** WORK TO COMPLETE **
Collect from the data below each line with "Market".

Data entries
────────

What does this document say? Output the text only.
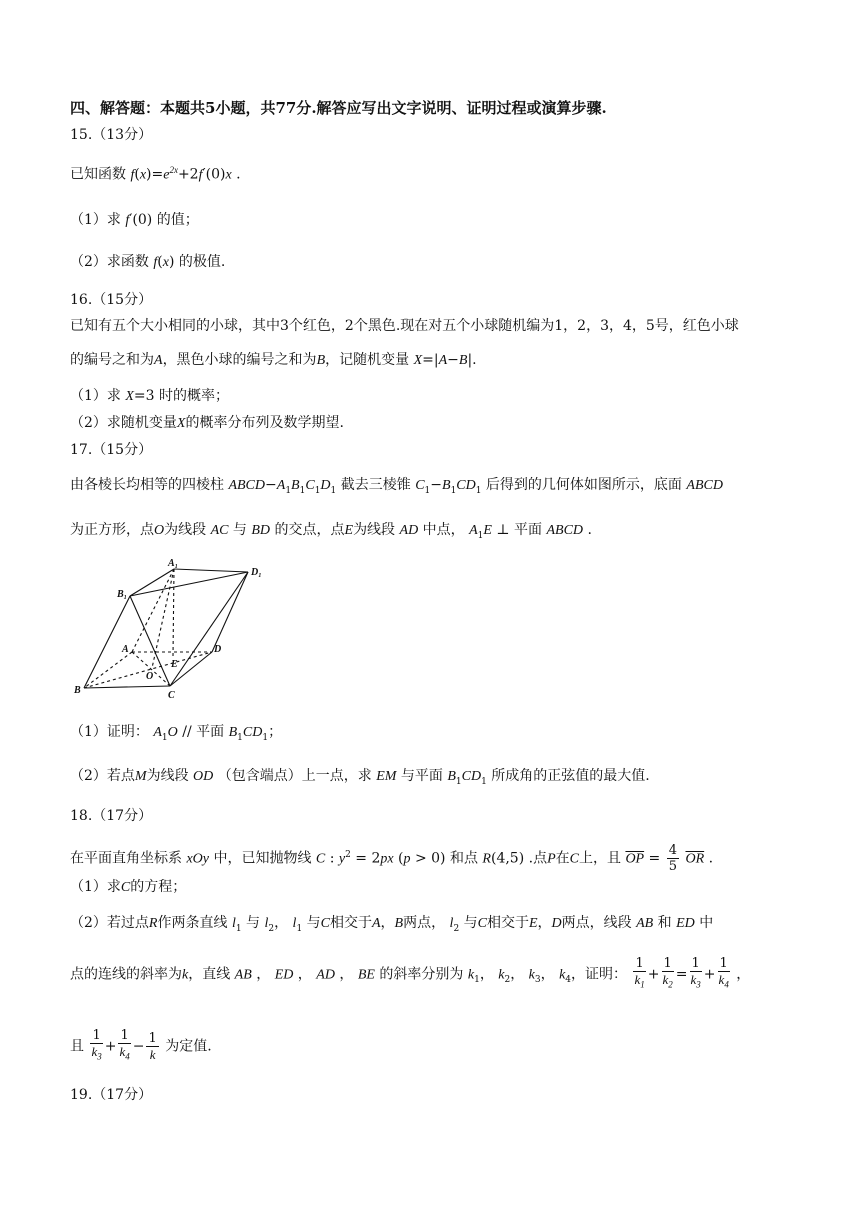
四、解答题：本题共5小题，共77分.解答应写出文字说明、证明过程或演算步骤.
15.（13分）
已知函数 $f(x)=e^{2x}+2f'(0)x$ .
（1）求 f′(0) 的值；
（2）求函数 f(x) 的极值.
16.（15分）
已知有五个大小相同的小球，其中3个红色，2个黑色.现在对五个小球随机编为1，2，3，4，5号，红色小球
的编号之和为A，黑色小球的编号之和为B，记随机变量 X=|A−B|.
（1）求 X=3 时的概率；
（2）求随机变量X的概率分布列及数学期望.
17.（15分）
由各棱长均相等的四棱柱 $ABCD-A_1B_1C_1D_1$ 截去三棱锥 $C_1-B_1CD_1$ 后得到的几何体如图所示，底面 ABCD
为正方形，点O为线段 AC 与 BD 的交点，点E为线段 AD 中点， $A_1E$ ⊥ 平面 ABCD .
A₁
D₁
B₁
A
E
D
O
B	C
（1）证明： $A_1O$ // 平面 $B_1CD_1$；
（2）若点M为线段 OD （包含端点）上一点，求 EM 与平面 $B_1CD_1$ 所成角的正弦值的最大值.
18.（17分）
在平面直角坐标系 xOy 中，已知抛物线 C : $y^2 = 2px$ (p > 0) 和点 R(4,5) .点P在C上，且 $\overline{OP} = \frac{4}{5} \overline{OR}$ .
（1）求C的方程；
（2）若过点R作两条直线 $l_1$ 与 $l_2$， $l_1$ 与C相交于A，B两点， $l_2$ 与C相交于E，D两点，线段 AB 和 ED 中
点的连线的斜率为k，直线 AB ， ED ， AD ， BE 的斜率分别为 $k_1$， $k_2$， $k_3$， $k_4$，证明： $\frac{1}{k_1} + \frac{1}{k_2} = \frac{1}{k_3} + \frac{1}{k_4}$ ，
且 $\frac{1}{k_3} + \frac{1}{k_4} - \frac{1}{k}$ 为定值.
19.（17分）
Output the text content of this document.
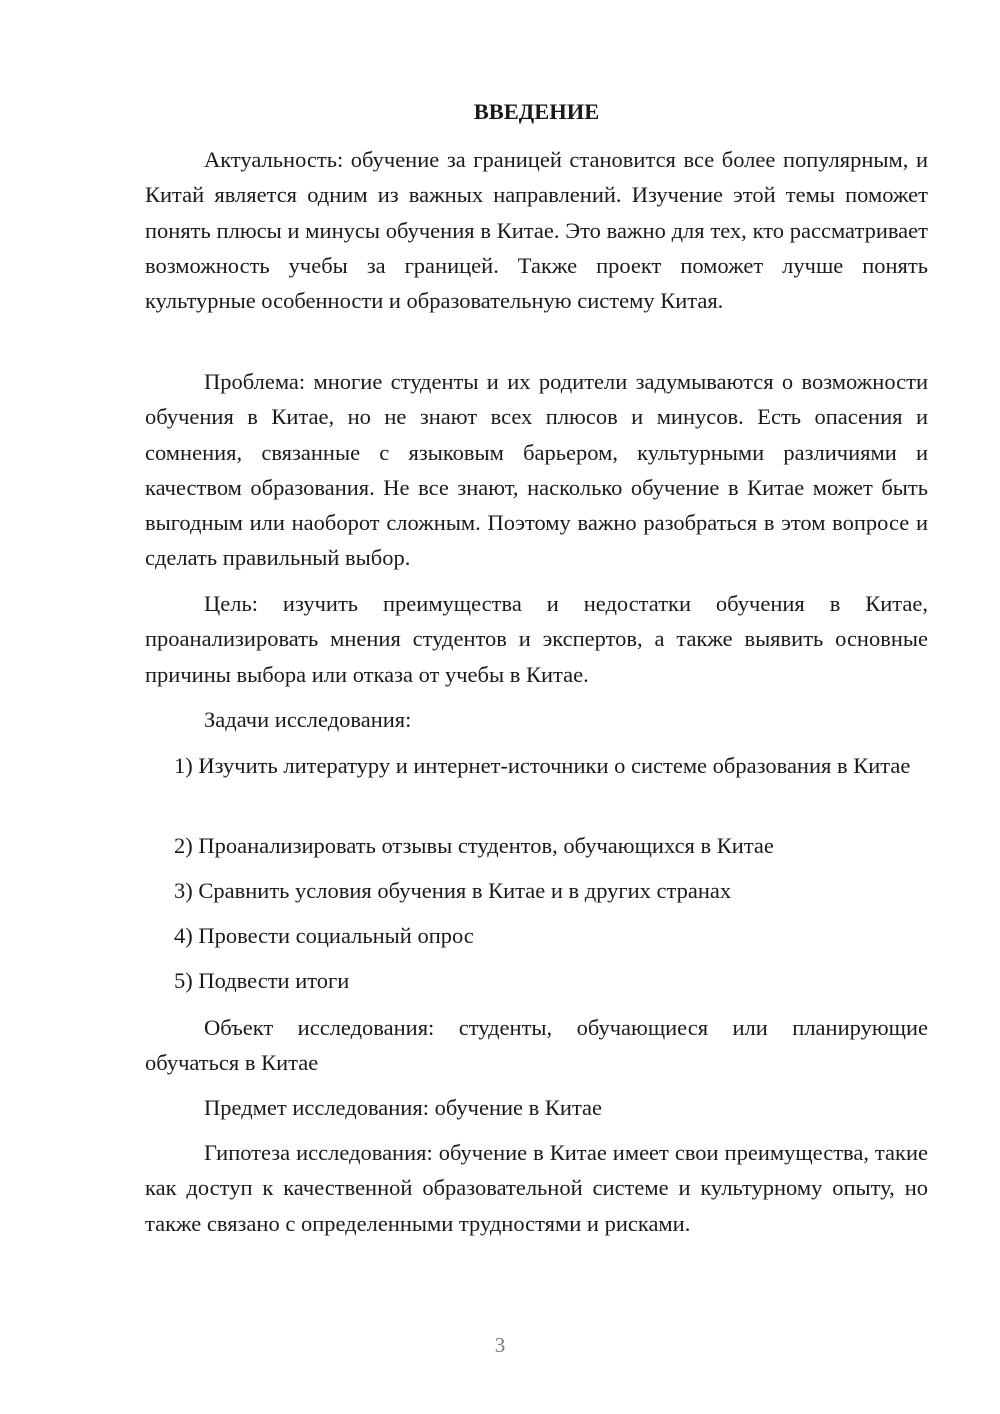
ВВЕДЕНИЕ

Актуальность: обучение за границей становится все более популярным, и Китай является одним из важных направлений. Изучение этой темы поможет понять плюсы и минусы обучения в Китае. Это важно для тех, кто рассматривает возможность учебы за границей. Также проект поможет лучше понять культурные особенности и образовательную систему Китая.

Проблема: многие студенты и их родители задумываются о возможности обучения в Китае, но не знают всех плюсов и минусов. Есть опасения и сомнения, связанные с языковым барьером, культурными различиями и качеством образования. Не все знают, насколько обучение в Китае может быть выгодным или наоборот сложным. Поэтому важно разобраться в этом вопросе и сделать правильный выбор.

Цель: изучить преимущества и недостатки обучения в Китае, проанализировать мнения студентов и экспертов, а также выявить основные причины выбора или отказа от учебы в Китае.

Задачи исследования:

1) Изучить литературу и интернет-источники о системе образования в Китае

2) Проанализировать отзывы студентов, обучающихся в Китае

3) Сравнить условия обучения в Китае и в других странах

4) Провести социальный опрос

5) Подвести итоги

Объект исследования: студенты, обучающиеся или планирующие обучаться в Китае

Предмет исследования: обучение в Китае

Гипотеза исследования: обучение в Китае имеет свои преимущества, такие как доступ к качественной образовательной системе и культурному опыту, но также связано с определенными трудностями и рисками.

3
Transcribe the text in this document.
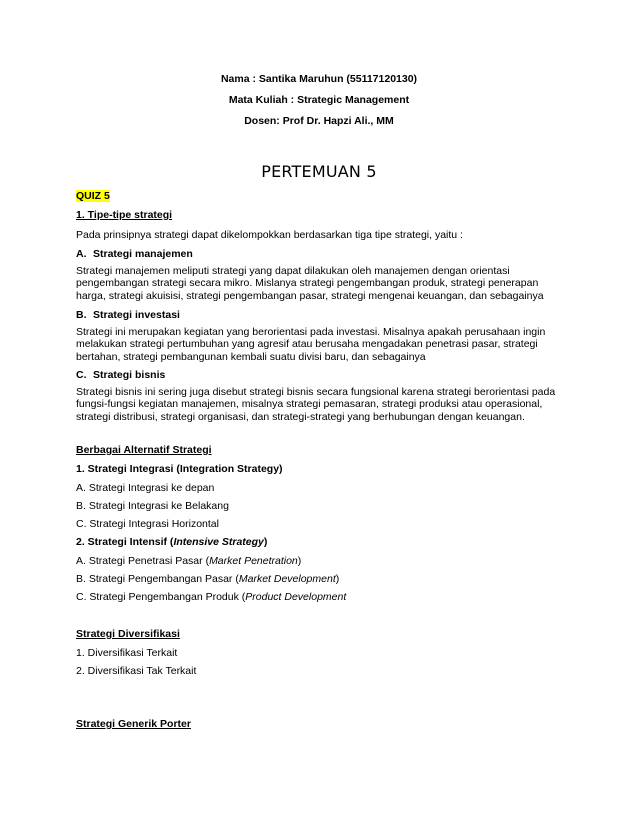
Nama : Santika Maruhun (55117120130)
Mata Kuliah : Strategic Management
Dosen: Prof Dr. Hapzi Ali., MM
PERTEMUAN 5
QUIZ 5
1. Tipe-tipe strategi
Pada prinsipnya strategi dapat dikelompokkan berdasarkan tiga tipe strategi, yaitu :
A. Strategi manajemen
Strategi manajemen meliputi strategi yang dapat dilakukan oleh manajemen dengan orientasi
pengembangan strategi secara mikro. Mislanya strategi pengembangan produk, strategi penerapan
harga, strategi akuisisi, strategi pengembangan pasar, strategi mengenai keuangan, dan sebagainya
B. Strategi investasi
Strategi ini merupakan kegiatan yang berorientasi pada investasi. Misalnya apakah perusahaan ingin
melakukan strategi pertumbuhan yang agresif atau berusaha mengadakan penetrasi pasar, strategi
bertahan, strategi pembangunan kembali suatu divisi baru, dan sebagainya
C. Strategi bisnis
Strategi bisnis ini sering juga disebut strategi bisnis secara fungsional karena strategi berorientasi pada
fungsi-fungsi kegiatan manajemen, misalnya strategi pemasaran, strategi produksi atau operasional,
strategi distribusi, strategi organisasi, dan strategi-strategi yang berhubungan dengan keuangan.
Berbagai Alternatif Strategi
1. Strategi Integrasi (Integration Strategy)
A. Strategi Integrasi ke depan
B. Strategi Integrasi ke Belakang
C. Strategi Integrasi Horizontal
2. Strategi Intensif (Intensive Strategy)
A. Strategi Penetrasi Pasar (Market Penetration)
B. Strategi Pengembangan Pasar (Market Development)
C. Strategi Pengembangan Produk (Product Development
Strategi Diversifikasi
1. Diversifikasi Terkait
2. Diversifikasi Tak Terkait
Strategi Generik Porter
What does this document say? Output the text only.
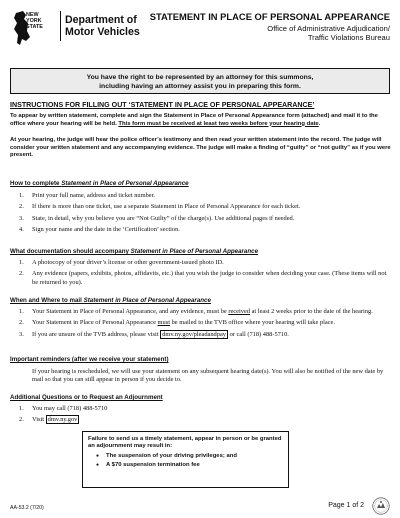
NEW
YORK
STATE
Department of
Motor Vehicles
STATEMENT IN PLACE OF PERSONAL APPEARANCE
Office of Administrative Adjudication/
Traffic Violations Bureau
You have the right to be represented by an attorney for this summons,
including having an attorney assist you in preparing this form.
INSTRUCTIONS FOR FILLING OUT ‘STATEMENT IN PLACE OF PERSONAL APPEARANCE’
To appear by written statement, complete and sign the Statement in Place of Personal Appearance form (attached) and mail it to the office where your hearing will be held. This form must be received at least two weeks before your hearing date.
At your hearing, the judge will hear the police officer’s testimony and then read your written statement into the record. The judge will consider your written statement and any accompanying evidence. The judge will make a finding of “guilty” or “not guilty” as if you were present.
How to complete Statement in Place of Personal Appearance
1. Print your full name, address and ticket number.
2. If there is more than one ticket, use a separate Statement in Place of Personal Appearance for each ticket.
3. State, in detail, why you believe you are “Not Guilty” of the charge(s). Use additional pages if needed.
4. Sign your name and the date in the ‘Certification’ section.
What documentation should accompany Statement in Place of Personal Appearance
1. A photocopy of your driver’s license or other government-issued photo ID.
2. Any evidence (papers, exhibits, photos, affidavits, etc.) that you wish the judge to consider when deciding your case. (These items will not be returned to you).
When and Where to mail Statement in Place of Personal Appearance
1. Your Statement in Place of Personal Appearance, and any evidence, must be received at least 2 weeks prior to the date of the hearing.
2. Your Statement in Place of Personal Appearance must be mailed to the TVB office where your hearing will take place.
3. If you are unsure of the TVB address, please visit dmv.ny.gov/pleadandpay or call (718) 488-5710.
Important reminders (after we receive your statement)
If your hearing is rescheduled, we will use your statement on any subsequent hearing date(s). You will also be notified of the new date by mail so that you can still appear in person if you decide to.
Additional Questions or to Request an Adjournment
1. You may call (718) 488-5710
2. Visit dmv.ny.gov
Failure to send us a timely statement, appear in person or be granted an adjournment may result in:
● The suspension of your driving privileges; and
● A $70 suspension termination fee
AA-53.2 (7/20)	Page 1 of 2
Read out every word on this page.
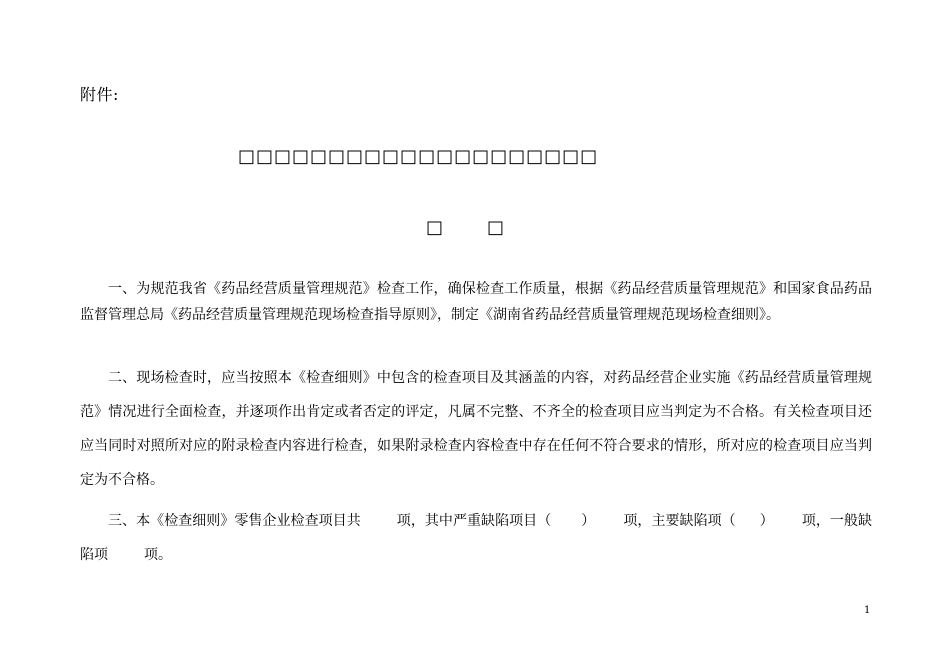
附件:
□□□□□□□□□□□□□□□□□□□□
□□

一、为规范我省《药品经营质量管理规范》检查工作，确保检查工作质量，根据《药品经营质量管理规范》和国家食品药品监督管理总局《药品经营质量管理规范现场检查指导原则》，制定《湖南省药品经营质量管理规范现场检查细则》。

二、现场检查时，应当按照本《检查细则》中包含的检查项目及其涵盖的内容，对药品经营企业实施《药品经营质量管理规范》情况进行全面检查，并逐项作出肯定或者否定的评定，凡属不完整、不齐全的检查项目应当判定为不合格。有关检查项目还应当同时对照所对应的附录检查内容进行检查，如果附录检查内容检查中存在任何不符合要求的情形，所对应的检查项目应当判定为不合格。

三、本《检查细则》零售企业检查项目共	项，其中严重缺陷项目（ ） 项，主要缺陷项（ ） 项，一般缺陷项	项。

1
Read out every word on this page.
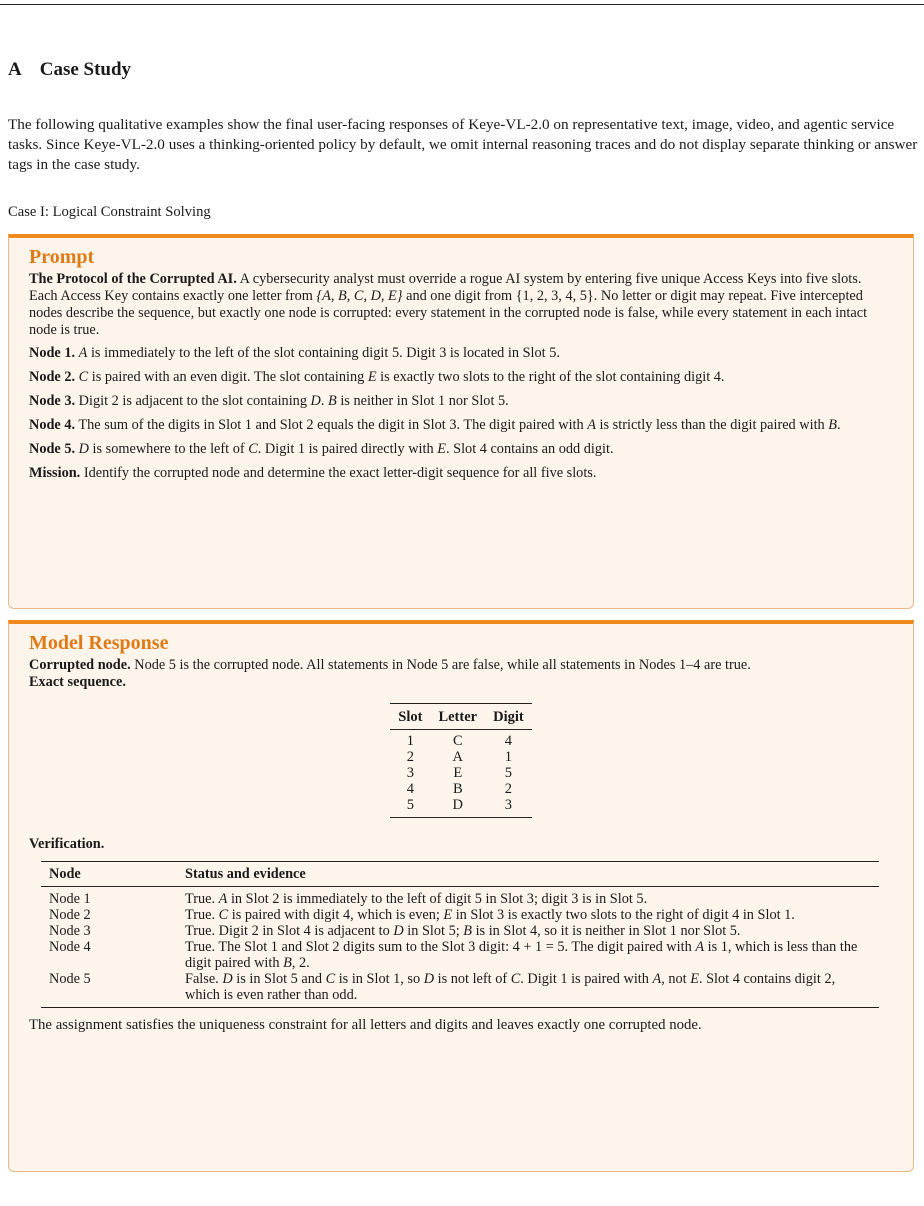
A Case Study
The following qualitative examples show the final user-facing responses of Keye-VL-2.0 on representative text, image, video, and agentic service tasks. Since Keye-VL-2.0 uses a thinking-oriented policy by default, we omit internal reasoning traces and do not display separate thinking or answer tags in the case study.
Case I: Logical Constraint Solving
Prompt

The Protocol of the Corrupted AI. A cybersecurity analyst must override a rogue AI system by entering five unique Access Keys into five slots. Each Access Key contains exactly one letter from {A, B, C, D, E} and one digit from {1, 2, 3, 4, 5}. No letter or digit may repeat. Five intercepted nodes describe the sequence, but exactly one node is corrupted: every statement in the corrupted node is false, while every statement in each intact node is true.

Node 1. A is immediately to the left of the slot containing digit 5. Digit 3 is located in Slot 5.

Node 2. C is paired with an even digit. The slot containing E is exactly two slots to the right of the slot containing digit 4.

Node 3. Digit 2 is adjacent to the slot containing D. B is neither in Slot 1 nor Slot 5.

Node 4. The sum of the digits in Slot 1 and Slot 2 equals the digit in Slot 3. The digit paired with A is strictly less than the digit paired with B.

Node 5. D is somewhere to the left of C. Digit 1 is paired directly with E. Slot 4 contains an odd digit.

Mission. Identify the corrupted node and determine the exact letter-digit sequence for all five slots.

Model Response
Corrupted node. Node 5 is the corrupted node. All statements in Node 5 are false, while all statements in Nodes 1–4 are true.
Exact sequence.
Slot	Letter	Digit
1	C	4
2	A	1
3	E	5
4	B	2
5	D	3
Verification.
Node	Status and evidence
Node 1	True. A in Slot 2 is immediately to the left of digit 5 in Slot 3; digit 3 is in Slot 5.
Node 2	True. C is paired with digit 4, which is even; E in Slot 3 is exactly two slots to the right of digit 4 in Slot 1.
Node 3	True. Digit 2 in Slot 4 is adjacent to D in Slot 5; B is in Slot 4, so it is neither in Slot 1 nor Slot 5.
Node 4	True. The Slot 1 and Slot 2 digits sum to the Slot 3 digit: 4 + 1 = 5. The digit paired with A is 1, which is less than the digit paired with B, 2.
Node 5	False. D is in Slot 5 and C is in Slot 1, so D is not left of C. Digit 1 is paired with A, not E. Slot 4 contains digit 2, which is even rather than odd.
The assignment satisfies the uniqueness constraint for all letters and digits and leaves exactly one corrupted node.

────────

** FINAL RESULT **
A. Strategi Penetrasi Pasar (Market Penetration)
B. Strategi Pengembangan Pasar (Market Development)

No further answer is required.